> [Supplied material]

★ ★ ★ ★

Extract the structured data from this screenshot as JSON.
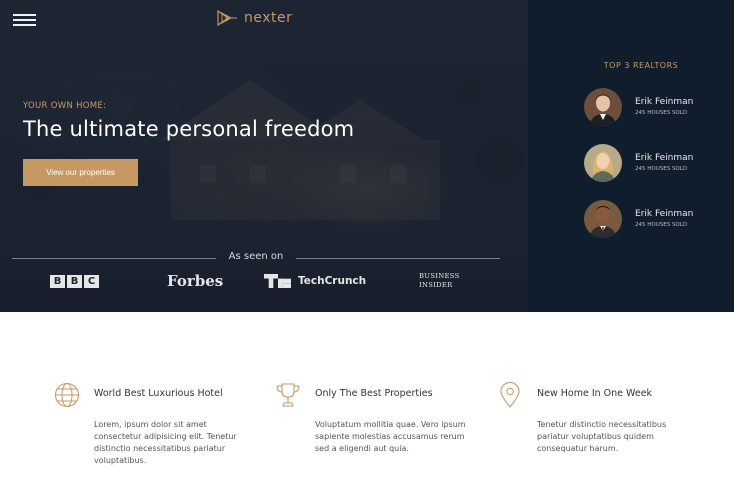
{
  "brand": {
    "name": "nexter",
    "accent": "#c69963",
    "dark_panel": "#101d2c"
  },
  "nav": {
    "menu_icon": "hamburger-menu-icon",
    "logo_icon": "play-triangles-logo-icon"
  },
  "hero": {
    "eyebrow": "YOUR OWN HOME:",
    "headline": "The ultimate personal freedom",
    "cta_label": "View our properties"
  },
  "seen_on": {
    "label": "As seen on",
    "logos": [
      "BBC",
      "Forbes",
      "TechCrunch",
      "BUSINESS INSIDER"
    ]
  },
  "realtors": {
    "title": "TOP 3 REALTORS",
    "items": [
      {
        "name": "Erik Feinman",
        "sold": "245 HOUSES SOLD"
      },
      {
        "name": "Erik Feinman",
        "sold": "245 HOUSES SOLD"
      },
      {
        "name": "Erik Feinman",
        "sold": "245 HOUSES SOLD"
      }
    ]
  },
  "features": [
    {
      "icon": "globe-icon",
      "title": "World Best Luxurious Hotel",
      "text": "Lorem, ipsum dolor sit amet consectetur adipisicing elit. Tenetur distinctio necessitatibus pariatur voluptatibus."
    },
    {
      "icon": "trophy-icon",
      "title": "Only The Best Properties",
      "text": "Voluptatum mollitia quae. Vero ipsum sapiente molestias accusamus rerum sed a eligendi aut quia."
    },
    {
      "icon": "map-pin-icon",
      "title": "New Home In One Week",
      "text": "Tenetur distinctio necessitatibus pariatur voluptatibus quidem consequatur harum."
    }
  ]
}
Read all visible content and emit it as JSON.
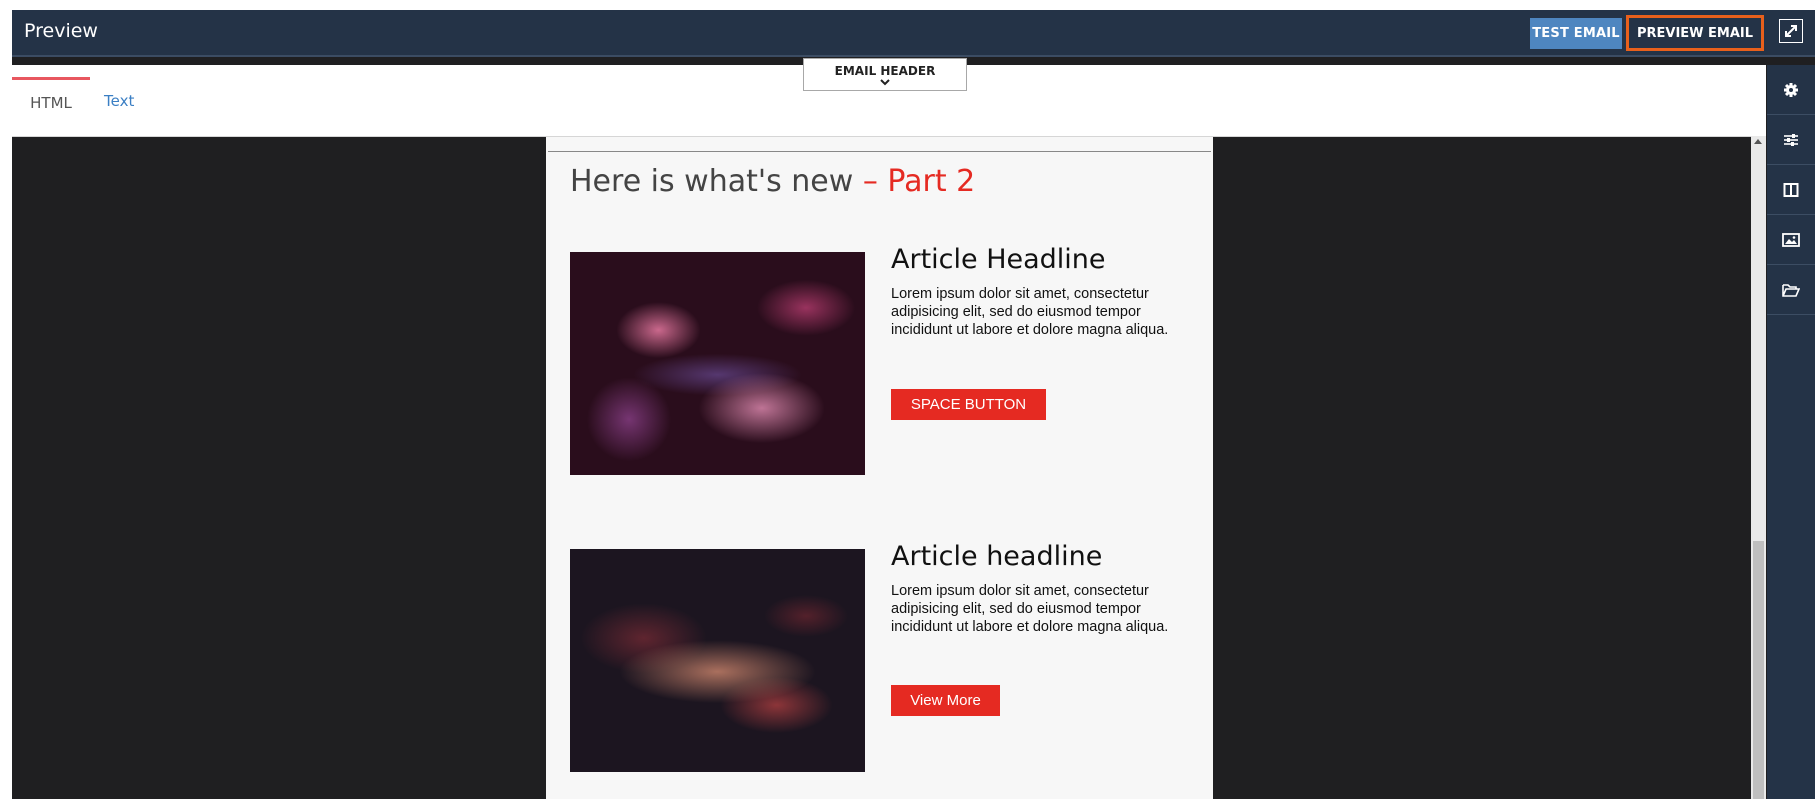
{
  "window": {
    "title": "Preview"
  },
  "toolbar": {
    "test_email_label": "TEST EMAIL",
    "preview_email_label": "PREVIEW EMAIL",
    "expand_icon": "expand-icon",
    "highlight_color": "#e8601c"
  },
  "tabs": [
    {
      "label": "HTML",
      "active": true
    },
    {
      "label": "Text",
      "active": false
    }
  ],
  "email_header_toggle": {
    "label": "EMAIL HEADER",
    "icon": "chevron-down-icon"
  },
  "sidebar": {
    "icons": [
      "gear-icon",
      "sliders-icon",
      "columns-icon",
      "image-icon",
      "folder-open-icon"
    ]
  },
  "email": {
    "heading": "Here is what's new",
    "heading_accent": " – Part 2",
    "accent_color": "#e52a22",
    "articles": [
      {
        "headline": "Article Headline",
        "body": "Lorem ipsum dolor sit amet, consectetur adipisicing elit, sed do eiusmod tempor incididunt ut labore et dolore magna aliqua.",
        "button_label": "SPACE BUTTON",
        "image": "nebula-image"
      },
      {
        "headline": "Article headline",
        "body": "Lorem ipsum dolor sit amet, consectetur adipisicing elit, sed do eiusmod tempor incididunt ut labore et dolore magna aliqua.",
        "button_label": "View More",
        "image": "galaxy-image"
      }
    ]
  }
}
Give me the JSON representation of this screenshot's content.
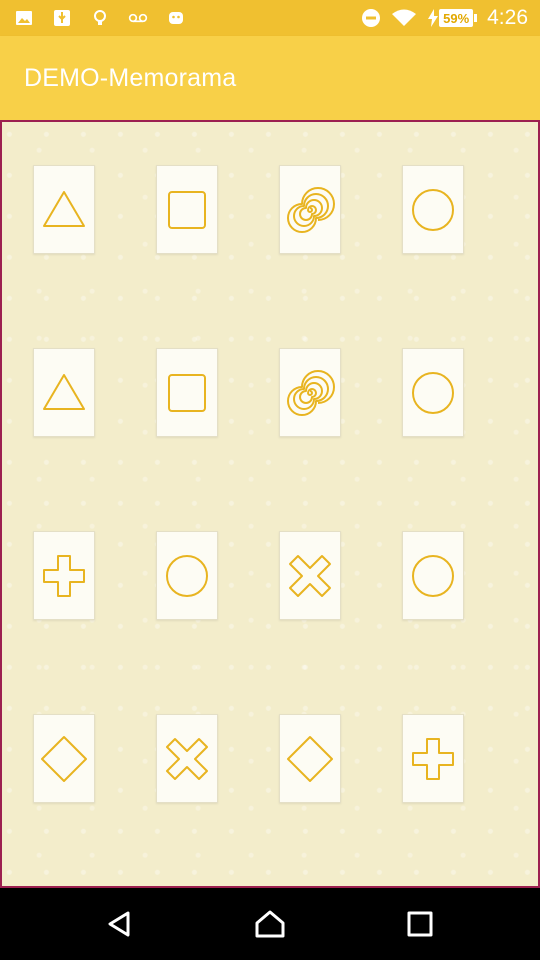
{
  "status_bar": {
    "time": "4:26",
    "battery": "59%",
    "icons": [
      "image-icon",
      "usb-icon",
      "lightbulb-icon",
      "voicemail-icon",
      "android-icon",
      "do-not-disturb-icon",
      "wifi-icon",
      "charging-icon",
      "battery-icon"
    ]
  },
  "app_bar": {
    "title": "DEMO-Memorama"
  },
  "colors": {
    "status": "#F0C030",
    "app_bar": "#F8D048",
    "board": "#F3EDCB",
    "shape_stroke": "#E8B420",
    "border": "#9C2050"
  },
  "board": {
    "rows": 4,
    "columns": 4,
    "cards": [
      [
        "triangle",
        "square",
        "spiral",
        "circle"
      ],
      [
        "triangle",
        "square",
        "spiral",
        "circle"
      ],
      [
        "plus",
        "circle",
        "cross",
        "circle"
      ],
      [
        "diamond",
        "cross",
        "diamond",
        "plus"
      ]
    ]
  },
  "nav_bar": {
    "buttons": [
      "back",
      "home",
      "recents"
    ]
  }
}
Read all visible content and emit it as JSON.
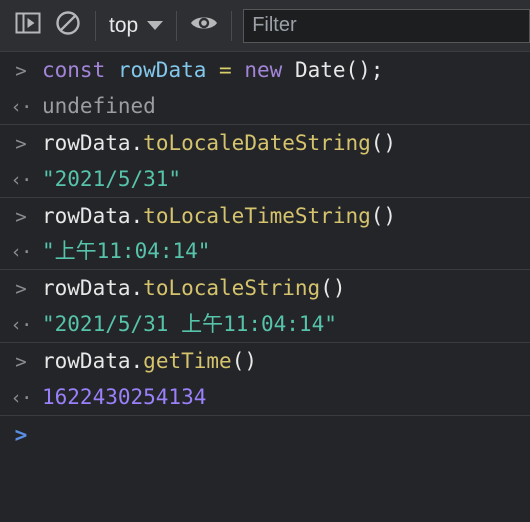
{
  "toolbar": {
    "sidebar_toggle": {
      "icon": "console-sidebar-toggle-icon",
      "title": "Show console sidebar"
    },
    "clear_console": {
      "icon": "clear-console-icon",
      "title": "Clear console"
    },
    "context_selector": {
      "value": "top",
      "chevron": "chevron-down-icon"
    },
    "live_expression": {
      "icon": "eye-icon",
      "title": "Create live expression"
    },
    "filter": {
      "value": "",
      "placeholder": "Filter"
    }
  },
  "console": {
    "groups": [
      {
        "input_marker": ">",
        "output_marker": "‹·",
        "input_tokens": [
          {
            "text": "const",
            "cls": "t-keyword"
          },
          {
            "text": " ",
            "cls": "t-plain"
          },
          {
            "text": "rowData",
            "cls": "t-var"
          },
          {
            "text": " ",
            "cls": "t-plain"
          },
          {
            "text": "=",
            "cls": "t-op"
          },
          {
            "text": " ",
            "cls": "t-plain"
          },
          {
            "text": "new",
            "cls": "t-keyword"
          },
          {
            "text": " ",
            "cls": "t-plain"
          },
          {
            "text": "Date();",
            "cls": "t-plain"
          }
        ],
        "input_text": "const rowData = new Date();",
        "output_tokens": [
          {
            "text": "undefined",
            "cls": "t-undef"
          }
        ],
        "output_text": "undefined"
      },
      {
        "input_marker": ">",
        "output_marker": "‹·",
        "input_tokens": [
          {
            "text": "rowData",
            "cls": "t-plain"
          },
          {
            "text": ".",
            "cls": "t-punct"
          },
          {
            "text": "toLocaleDateString",
            "cls": "t-method"
          },
          {
            "text": "()",
            "cls": "t-punct"
          }
        ],
        "input_text": "rowData.toLocaleDateString()",
        "output_tokens": [
          {
            "text": "\"2021/5/31\"",
            "cls": "t-string"
          }
        ],
        "output_text": "\"2021/5/31\""
      },
      {
        "input_marker": ">",
        "output_marker": "‹·",
        "input_tokens": [
          {
            "text": "rowData",
            "cls": "t-plain"
          },
          {
            "text": ".",
            "cls": "t-punct"
          },
          {
            "text": "toLocaleTimeString",
            "cls": "t-method"
          },
          {
            "text": "()",
            "cls": "t-punct"
          }
        ],
        "input_text": "rowData.toLocaleTimeString()",
        "output_tokens": [
          {
            "text": "\"上午11:04:14\"",
            "cls": "t-string"
          }
        ],
        "output_text": "\"上午11:04:14\""
      },
      {
        "input_marker": ">",
        "output_marker": "‹·",
        "input_tokens": [
          {
            "text": "rowData",
            "cls": "t-plain"
          },
          {
            "text": ".",
            "cls": "t-punct"
          },
          {
            "text": "toLocaleString",
            "cls": "t-method"
          },
          {
            "text": "()",
            "cls": "t-punct"
          }
        ],
        "input_text": "rowData.toLocaleString()",
        "output_tokens": [
          {
            "text": "\"2021/5/31 上午11:04:14\"",
            "cls": "t-string"
          }
        ],
        "output_text": "\"2021/5/31 上午11:04:14\""
      },
      {
        "input_marker": ">",
        "output_marker": "‹·",
        "input_tokens": [
          {
            "text": "rowData",
            "cls": "t-plain"
          },
          {
            "text": ".",
            "cls": "t-punct"
          },
          {
            "text": "getTime",
            "cls": "t-method"
          },
          {
            "text": "()",
            "cls": "t-punct"
          }
        ],
        "input_text": "rowData.getTime()",
        "output_tokens": [
          {
            "text": "1622430254134",
            "cls": "t-number"
          }
        ],
        "output_text": "1622430254134"
      }
    ],
    "prompt": {
      "caret": ">",
      "value": ""
    }
  },
  "colors": {
    "background": "#242528",
    "toolbar_background": "#2e2f33",
    "separator": "#3a3b3e",
    "keyword": "#a285d8",
    "variable": "#82c7ec",
    "operator": "#d9d06a",
    "method": "#d5c46d",
    "string": "#56c4ab",
    "number": "#9a80fa",
    "undefined": "#9b9da0",
    "prompt_caret": "#5a8fe6",
    "text": "#e3e3e3"
  }
}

★ ★ ★ ★

> [The task]
Pull out all lines of the data with the string "ipsum".

> [Solution for this problem]
      "text": "Lorem, ipsum dolor sit amet consectetur adipisicing elit. Tenetur distinctio necessitatibus pariatur voluptatibus."
      "text": "Voluptatum mollitia quae. Vero ipsum sapiente molestias accusamus rerum sed a eligendi aut quia."
        "body": "Lorem ipsum dolor sit amet, consectetur adipisicing elit, sed do eiusmod tempor incididunt ut labore et dolore magna aliqua.",
        "body": "Lorem ipsum dolor sit amet, consectetur adipisicing elit, sed do eiusmod tempor incididunt ut labore et dolore magna aliqua.",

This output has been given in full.